Data records:
━━━━━━━━━━━━━━━━━━━━━━━━━━━━━━
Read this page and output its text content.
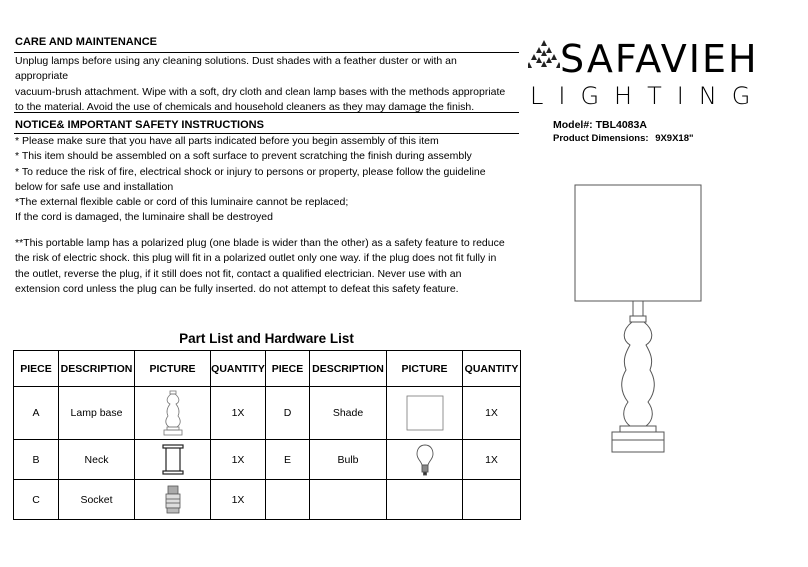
CARE AND MAINTENANCE
Unplug lamps before using any cleaning solutions. Dust shades with a feather duster or with an
appropriate
vacuum-brush attachment. Wipe with a soft, dry cloth and clean lamp bases with the methods appropriate
to the material. Avoid the use of chemicals and household cleaners as they may damage the finish.
NOTICE& IMPORTANT SAFETY INSTRUCTIONS
* Please make sure that you have all parts indicated before you begin assembly of this item
* This item should be assembled on a soft surface to prevent scratching the finish during assembly
* To reduce the risk of fire, electrical shock or injury to persons or property, please follow the guideline
below for safe use and installation
*The external flexible cable or cord of this luminaire cannot be replaced;
If the cord is damaged, the luminaire shall be destroyed
**This portable lamp has a polarized plug (one blade is wider than the other) as a safety feature to reduce
the risk of electric shock. this plug will fit in a polarized outlet only one way. if the plug does not fit fully in
the outlet, reverse the plug, if it still does not fit, contact a qualified electrician. Never use with an
extension cord unless the plug can be fully inserted. do not attempt to defeat this safety feature.
SAFAVIEH
LIGHTING
Model#: TBL4083A
Product Dimensions: 9X9X18"
Part List and Hardware List
PIECE	DESCRIPTION	PICTURE	QUANTITY	PIECE	DESCRIPTION	PICTURE	QUANTITY
A	Lamp base		1X	D	Shade		1X
B	Neck		1X	E	Bulb		1X
C	Socket		1X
━━━━━━━━━━━━━━━━━━━━━━━━━━━━━━
Work to do: Among the records above, find each line holding the string "with" and pull it out.

Written answer:
Unplug lamps before using any cleaning solutions. Dust shades with a feather duster or with an
vacuum-brush attachment. Wipe with a soft, dry cloth and clean lamp bases with the methods appropriate
the outlet, reverse the plug, if it still does not fit, contact a qualified electrician. Never use with an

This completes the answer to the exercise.